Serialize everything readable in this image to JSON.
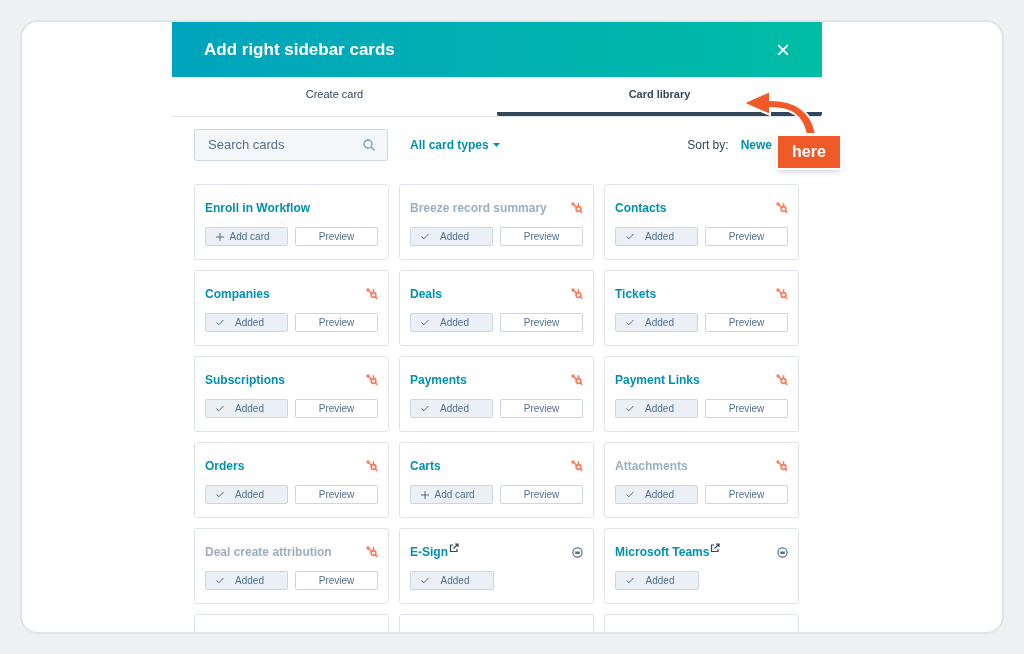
{
  "dialog": {
    "title": "Add right sidebar cards",
    "close": "×"
  },
  "tabs": [
    {
      "label": "Create card",
      "selected": false
    },
    {
      "label": "Card library",
      "selected": true
    }
  ],
  "search": {
    "placeholder": "Search cards"
  },
  "filter": {
    "label": "All card types"
  },
  "sort": {
    "label": "Sort by:",
    "value": "Newe"
  },
  "cards": [
    {
      "kind": "full",
      "title": "Enroll in Workflow",
      "dimmed": false,
      "external": false,
      "action": {
        "kind": "add",
        "label": "Add card"
      },
      "preview": "Preview"
    },
    {
      "kind": "full",
      "title": "Breeze record summary",
      "dimmed": true,
      "badge": {
        "kind": "sprocket"
      },
      "external": false,
      "action": {
        "kind": "added",
        "label": "Added"
      },
      "preview": "Preview"
    },
    {
      "kind": "full",
      "title": "Contacts",
      "dimmed": false,
      "badge": {
        "kind": "sprocket"
      },
      "external": false,
      "action": {
        "kind": "added",
        "label": "Added"
      },
      "preview": "Preview"
    },
    {
      "kind": "full",
      "title": "Companies",
      "dimmed": false,
      "badge": {
        "kind": "sprocket"
      },
      "external": false,
      "action": {
        "kind": "added",
        "label": "Added"
      },
      "preview": "Preview"
    },
    {
      "kind": "full",
      "title": "Deals",
      "dimmed": false,
      "badge": {
        "kind": "sprocket"
      },
      "external": false,
      "action": {
        "kind": "added",
        "label": "Added"
      },
      "preview": "Preview"
    },
    {
      "kind": "full",
      "title": "Tickets",
      "dimmed": false,
      "badge": {
        "kind": "sprocket"
      },
      "external": false,
      "action": {
        "kind": "added",
        "label": "Added"
      },
      "preview": "Preview"
    },
    {
      "kind": "full",
      "title": "Subscriptions",
      "dimmed": false,
      "badge": {
        "kind": "sprocket"
      },
      "external": false,
      "action": {
        "kind": "added",
        "label": "Added"
      },
      "preview": "Preview"
    },
    {
      "kind": "full",
      "title": "Payments",
      "dimmed": false,
      "badge": {
        "kind": "sprocket"
      },
      "external": false,
      "action": {
        "kind": "added",
        "label": "Added"
      },
      "preview": "Preview"
    },
    {
      "kind": "full",
      "title": "Payment Links",
      "dimmed": false,
      "badge": {
        "kind": "sprocket"
      },
      "external": false,
      "action": {
        "kind": "added",
        "label": "Added"
      },
      "preview": "Preview"
    },
    {
      "kind": "full",
      "title": "Orders",
      "dimmed": false,
      "badge": {
        "kind": "sprocket"
      },
      "external": false,
      "action": {
        "kind": "added",
        "label": "Added"
      },
      "preview": "Preview"
    },
    {
      "kind": "full",
      "title": "Carts",
      "dimmed": false,
      "badge": {
        "kind": "sprocket"
      },
      "external": false,
      "action": {
        "kind": "add",
        "label": "Add card"
      },
      "preview": "Preview"
    },
    {
      "kind": "full",
      "title": "Attachments",
      "dimmed": true,
      "badge": {
        "kind": "sprocket"
      },
      "external": false,
      "action": {
        "kind": "added",
        "label": "Added"
      },
      "preview": "Preview"
    },
    {
      "kind": "full",
      "title": "Deal create attribution",
      "dimmed": true,
      "badge": {
        "kind": "sprocket"
      },
      "external": false,
      "action": {
        "kind": "added",
        "label": "Added"
      },
      "preview": "Preview"
    },
    {
      "kind": "full",
      "title": "E-Sign",
      "dimmed": false,
      "badge": {
        "kind": "app"
      },
      "external": true,
      "action": {
        "kind": "added",
        "label": "Added"
      }
    },
    {
      "kind": "full",
      "title": "Microsoft Teams",
      "dimmed": false,
      "badge": {
        "kind": "app"
      },
      "external": true,
      "action": {
        "kind": "added",
        "label": "Added"
      }
    },
    {
      "kind": "cut_off"
    },
    {
      "kind": "cut_off"
    },
    {
      "kind": "cut_off"
    }
  ],
  "callout": {
    "label": "here"
  }
}
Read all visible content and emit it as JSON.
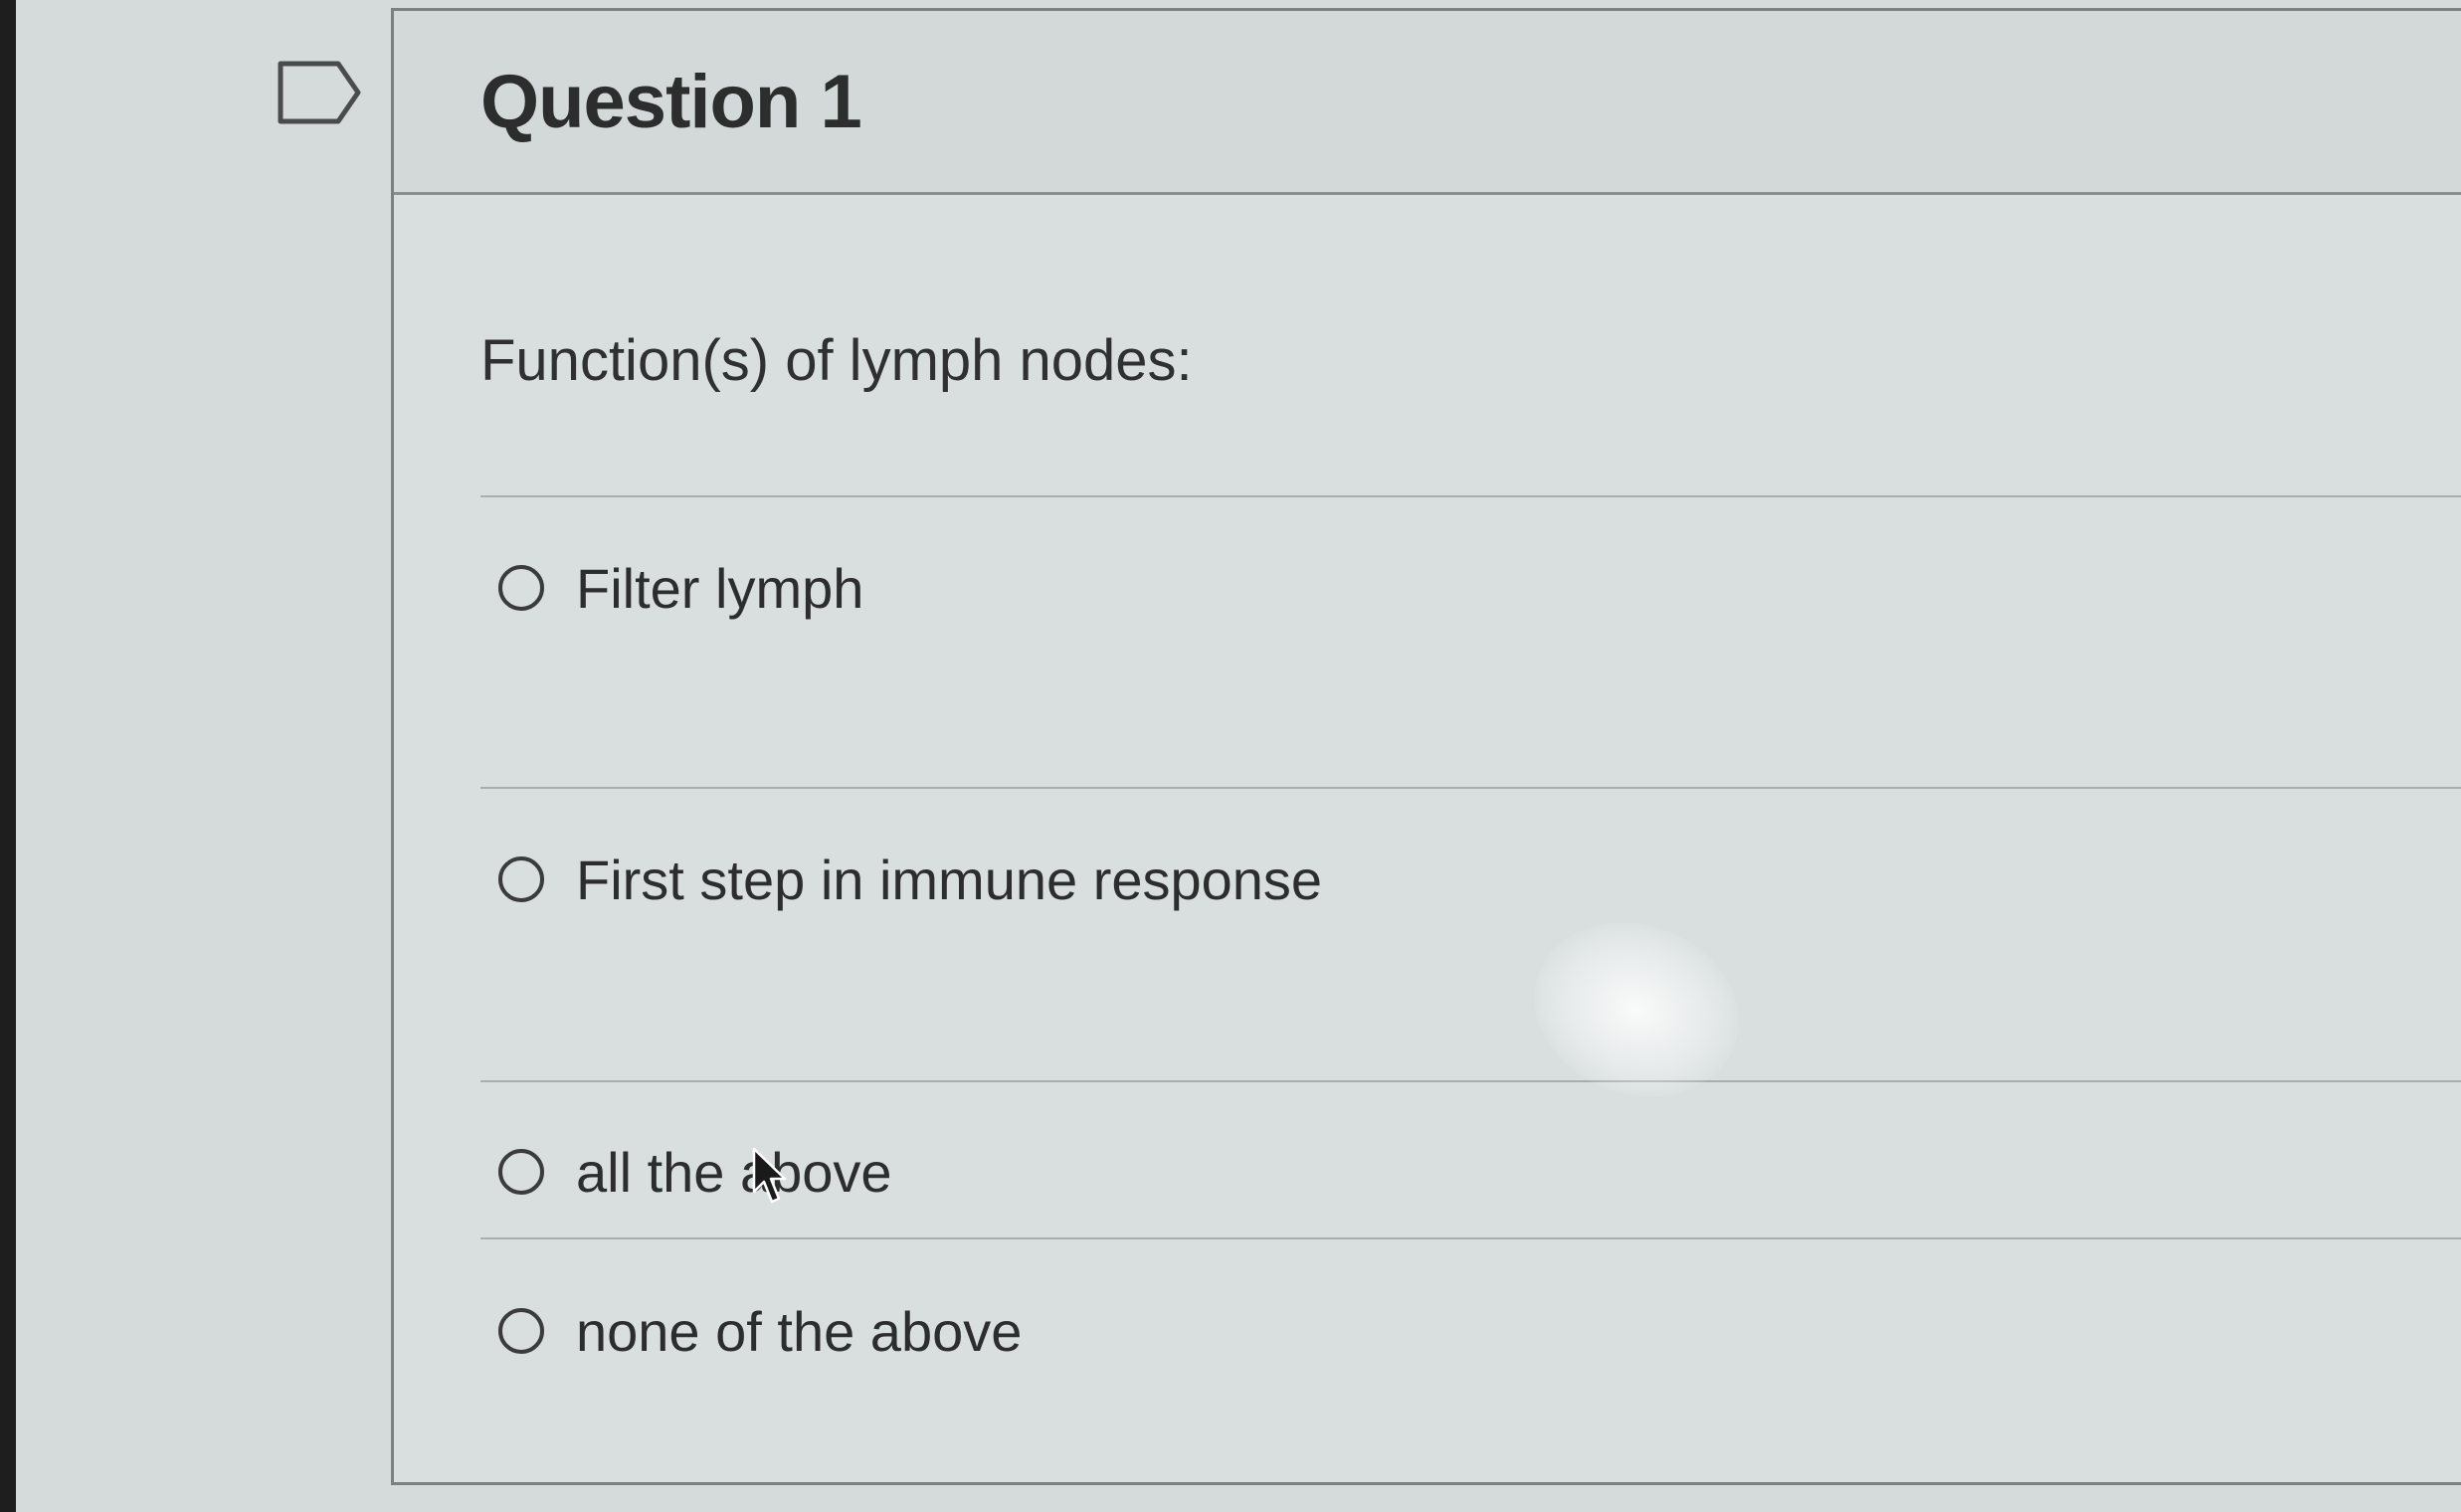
{
  "question": {
    "title": "Question 1",
    "prompt": "Function(s) of lymph nodes:"
  },
  "options": [
    {
      "label": "Filter lymph",
      "selected": false
    },
    {
      "label": "First step in immune response",
      "selected": false
    },
    {
      "label": "all the above",
      "selected": false
    },
    {
      "label": "none of the above",
      "selected": false
    }
  ],
  "icons": {
    "flag": "flag-icon",
    "cursor": "mouse-pointer-icon"
  }
}
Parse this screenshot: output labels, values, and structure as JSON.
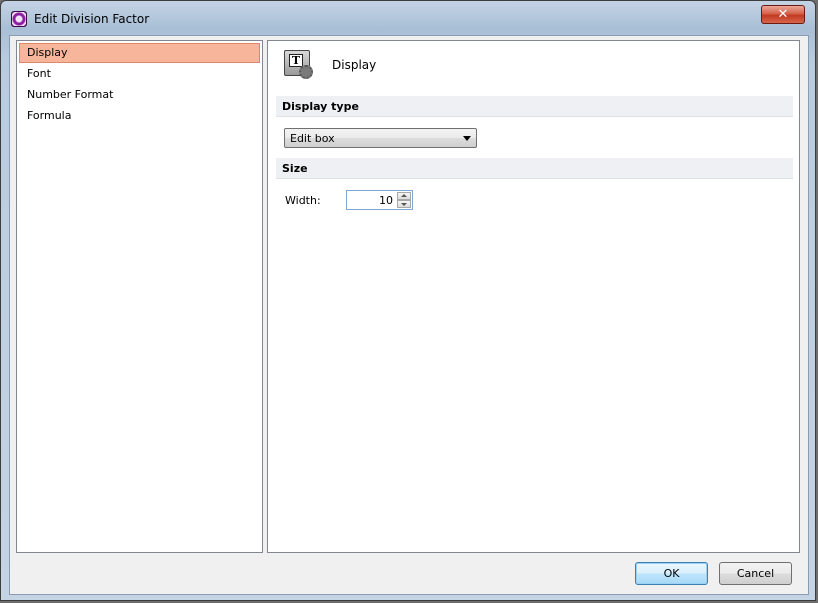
{
  "window": {
    "title": "Edit Division Factor",
    "close_glyph": "✕"
  },
  "nav": {
    "items": [
      {
        "label": "Display",
        "selected": true
      },
      {
        "label": "Font",
        "selected": false
      },
      {
        "label": "Number Format",
        "selected": false
      },
      {
        "label": "Formula",
        "selected": false
      }
    ]
  },
  "panel": {
    "title": "Display",
    "icon_letter": "T",
    "display_type": {
      "header": "Display type",
      "selected": "Edit box"
    },
    "size": {
      "header": "Size",
      "width_label": "Width:",
      "width_value": "10"
    }
  },
  "buttons": {
    "ok": "OK",
    "cancel": "Cancel"
  },
  "colors": {
    "selection": "#f7b69b",
    "default_button": "#bee6fd",
    "close_button": "#c23a22"
  }
}
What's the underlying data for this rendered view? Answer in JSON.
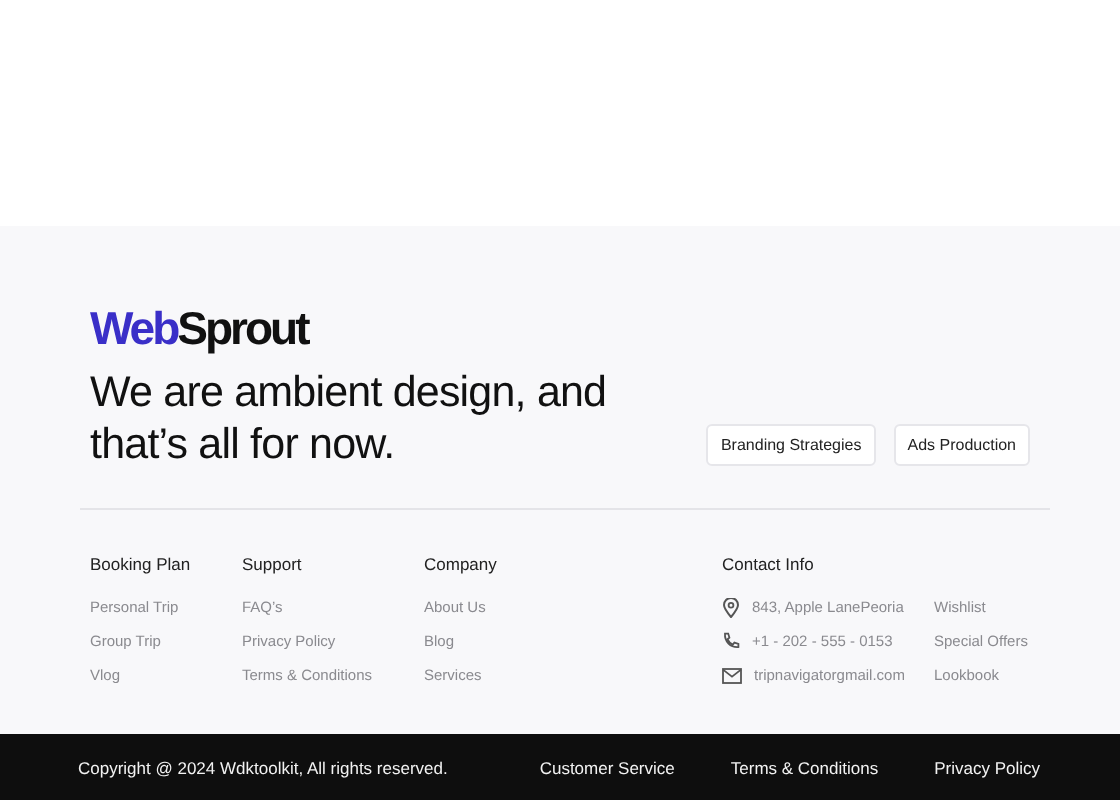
{
  "brand": {
    "logo_first": "Web",
    "logo_second": "Sprout"
  },
  "headline": "We are ambient design, and that’s all for now.",
  "tags": [
    "Branding Strategies",
    "Ads Production"
  ],
  "columns": [
    {
      "title": "Booking Plan",
      "links": [
        "Personal Trip",
        "Group Trip",
        "Vlog"
      ]
    },
    {
      "title": "Support",
      "links": [
        "FAQ’s",
        "Privacy Policy",
        "Terms & Conditions"
      ]
    },
    {
      "title": "Company",
      "links": [
        "About Us",
        "Blog",
        "Services"
      ]
    }
  ],
  "contact": {
    "title": "Contact Info",
    "items": [
      {
        "kind": "location",
        "text": "843, Apple LanePeoria"
      },
      {
        "kind": "phone",
        "text": "+1 - 202 - 555 - 0153"
      },
      {
        "kind": "email",
        "text": "tripnavigatorgmail.com"
      }
    ],
    "links": [
      "Wishlist",
      "Special Offers",
      "Lookbook"
    ]
  },
  "bottom_bar": {
    "copyright": "Copyright @ 2024 Wdktoolkit, All rights reserved.",
    "links": [
      "Customer Service",
      "Terms & Conditions",
      "Privacy Policy"
    ]
  }
}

◆ **Direction**
Pick out each line that holds the string "lymph".

◆ **Solution to the problem**
    "prompt": "Function(s) of lymph nodes:"
      "label": "Filter lymph",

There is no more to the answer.